SET PROBLEM> Check every line of the material below for the string "what", and return the ones that have it.
****************************************
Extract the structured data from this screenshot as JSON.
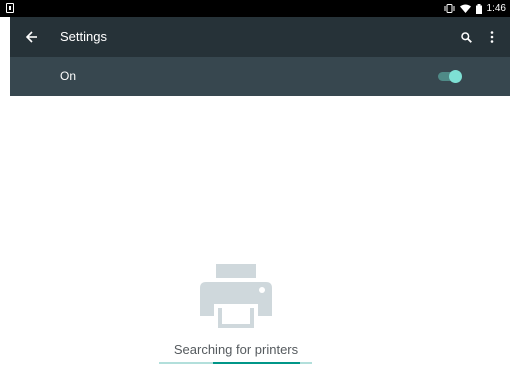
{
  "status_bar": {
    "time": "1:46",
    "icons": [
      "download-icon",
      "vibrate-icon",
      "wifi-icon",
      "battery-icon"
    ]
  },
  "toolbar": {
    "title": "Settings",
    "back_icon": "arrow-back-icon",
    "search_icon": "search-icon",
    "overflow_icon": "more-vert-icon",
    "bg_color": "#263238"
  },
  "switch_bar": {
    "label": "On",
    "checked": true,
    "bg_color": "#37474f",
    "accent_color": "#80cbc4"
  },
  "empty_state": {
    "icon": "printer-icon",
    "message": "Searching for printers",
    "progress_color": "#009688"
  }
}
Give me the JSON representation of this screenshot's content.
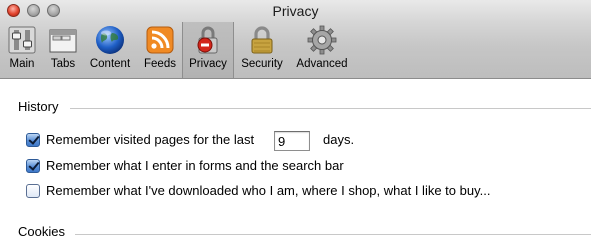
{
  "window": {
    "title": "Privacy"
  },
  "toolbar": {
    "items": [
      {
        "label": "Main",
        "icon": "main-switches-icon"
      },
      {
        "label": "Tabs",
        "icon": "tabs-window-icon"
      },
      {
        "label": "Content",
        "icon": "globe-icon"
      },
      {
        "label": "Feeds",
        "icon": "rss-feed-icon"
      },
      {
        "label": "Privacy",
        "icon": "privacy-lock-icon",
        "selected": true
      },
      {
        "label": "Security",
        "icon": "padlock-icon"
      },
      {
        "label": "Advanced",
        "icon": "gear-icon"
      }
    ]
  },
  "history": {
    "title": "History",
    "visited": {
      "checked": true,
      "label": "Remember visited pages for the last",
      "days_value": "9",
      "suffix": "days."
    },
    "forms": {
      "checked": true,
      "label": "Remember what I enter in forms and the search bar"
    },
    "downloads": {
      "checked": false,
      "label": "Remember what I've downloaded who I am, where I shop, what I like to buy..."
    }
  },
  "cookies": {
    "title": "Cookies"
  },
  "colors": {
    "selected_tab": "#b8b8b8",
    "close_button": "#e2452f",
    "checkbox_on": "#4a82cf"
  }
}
****************************************
SOLUTION>
      "label": "Remember what I enter in forms and the search bar"
      "label": "Remember what I've downloaded who I am, where I shop, what I like to buy..."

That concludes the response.